/---

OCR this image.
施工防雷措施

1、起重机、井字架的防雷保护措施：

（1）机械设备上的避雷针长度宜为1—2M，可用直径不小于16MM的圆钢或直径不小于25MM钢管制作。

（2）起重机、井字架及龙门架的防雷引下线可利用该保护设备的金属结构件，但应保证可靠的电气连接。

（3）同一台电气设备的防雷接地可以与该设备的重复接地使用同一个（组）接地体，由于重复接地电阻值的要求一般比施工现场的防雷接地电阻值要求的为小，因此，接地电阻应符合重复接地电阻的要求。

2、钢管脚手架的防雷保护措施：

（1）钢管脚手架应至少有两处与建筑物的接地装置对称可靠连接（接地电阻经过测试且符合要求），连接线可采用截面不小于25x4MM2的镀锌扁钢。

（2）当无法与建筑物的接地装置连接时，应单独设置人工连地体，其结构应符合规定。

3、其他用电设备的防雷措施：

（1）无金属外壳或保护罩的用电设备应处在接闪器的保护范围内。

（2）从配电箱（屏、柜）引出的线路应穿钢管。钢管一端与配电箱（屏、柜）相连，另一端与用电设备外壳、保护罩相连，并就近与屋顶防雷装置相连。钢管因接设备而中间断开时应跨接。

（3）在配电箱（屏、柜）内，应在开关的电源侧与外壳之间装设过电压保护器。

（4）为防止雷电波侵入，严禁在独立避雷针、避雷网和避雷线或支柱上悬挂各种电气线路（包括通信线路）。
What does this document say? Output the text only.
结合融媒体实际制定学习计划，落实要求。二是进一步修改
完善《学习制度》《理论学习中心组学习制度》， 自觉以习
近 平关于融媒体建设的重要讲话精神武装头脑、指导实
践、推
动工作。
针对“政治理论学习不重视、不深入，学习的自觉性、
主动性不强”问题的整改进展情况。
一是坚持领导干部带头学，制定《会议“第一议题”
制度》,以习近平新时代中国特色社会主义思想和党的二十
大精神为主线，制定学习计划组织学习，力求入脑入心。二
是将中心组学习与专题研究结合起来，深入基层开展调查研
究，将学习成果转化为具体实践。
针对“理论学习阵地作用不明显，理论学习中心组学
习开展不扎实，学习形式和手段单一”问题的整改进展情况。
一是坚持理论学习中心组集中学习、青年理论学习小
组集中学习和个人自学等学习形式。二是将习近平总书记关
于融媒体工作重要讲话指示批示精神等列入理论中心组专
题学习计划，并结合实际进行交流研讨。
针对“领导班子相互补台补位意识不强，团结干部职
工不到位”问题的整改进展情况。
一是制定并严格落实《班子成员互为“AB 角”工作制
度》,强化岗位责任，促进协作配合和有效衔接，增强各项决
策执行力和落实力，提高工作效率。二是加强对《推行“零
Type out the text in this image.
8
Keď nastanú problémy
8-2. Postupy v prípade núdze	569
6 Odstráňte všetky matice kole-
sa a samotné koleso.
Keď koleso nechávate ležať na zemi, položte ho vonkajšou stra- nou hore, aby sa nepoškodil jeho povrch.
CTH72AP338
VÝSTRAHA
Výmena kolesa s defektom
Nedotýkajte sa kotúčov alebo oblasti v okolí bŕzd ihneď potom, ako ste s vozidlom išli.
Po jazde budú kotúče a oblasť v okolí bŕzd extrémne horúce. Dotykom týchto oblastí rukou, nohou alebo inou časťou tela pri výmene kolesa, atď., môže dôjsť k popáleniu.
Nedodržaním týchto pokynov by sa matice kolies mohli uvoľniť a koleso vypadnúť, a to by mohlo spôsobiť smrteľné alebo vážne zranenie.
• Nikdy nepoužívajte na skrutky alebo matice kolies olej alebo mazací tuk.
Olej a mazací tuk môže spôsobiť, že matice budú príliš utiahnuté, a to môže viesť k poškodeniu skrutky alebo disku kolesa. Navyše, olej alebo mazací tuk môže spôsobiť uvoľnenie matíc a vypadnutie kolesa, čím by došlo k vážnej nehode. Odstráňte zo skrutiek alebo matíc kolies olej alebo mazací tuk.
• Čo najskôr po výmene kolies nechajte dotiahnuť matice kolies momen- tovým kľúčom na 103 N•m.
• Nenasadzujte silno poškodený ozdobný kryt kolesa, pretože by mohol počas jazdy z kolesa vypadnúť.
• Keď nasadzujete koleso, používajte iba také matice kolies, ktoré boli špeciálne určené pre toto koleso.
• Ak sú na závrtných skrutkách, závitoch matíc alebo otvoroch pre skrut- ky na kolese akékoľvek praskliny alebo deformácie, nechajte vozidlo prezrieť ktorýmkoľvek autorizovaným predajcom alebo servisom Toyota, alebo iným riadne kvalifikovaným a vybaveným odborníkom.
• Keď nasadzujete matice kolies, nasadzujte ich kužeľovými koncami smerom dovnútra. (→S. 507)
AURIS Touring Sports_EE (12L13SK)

\---

* **Given task**: Pull out every line in the data above that has the word "bŕzd".

* **Output of the exercise**:
Nedotýkajte sa kotúčov alebo oblasti v okolí bŕzd ihneď potom, ako ste s vozidlom išli.
Po jazde budú kotúče a oblasť v okolí bŕzd extrémne horúce. Dotykom týchto oblastí rukou, nohou alebo inou časťou tela pri výmene kolesa, atď., môže dôjsť k popáleniu.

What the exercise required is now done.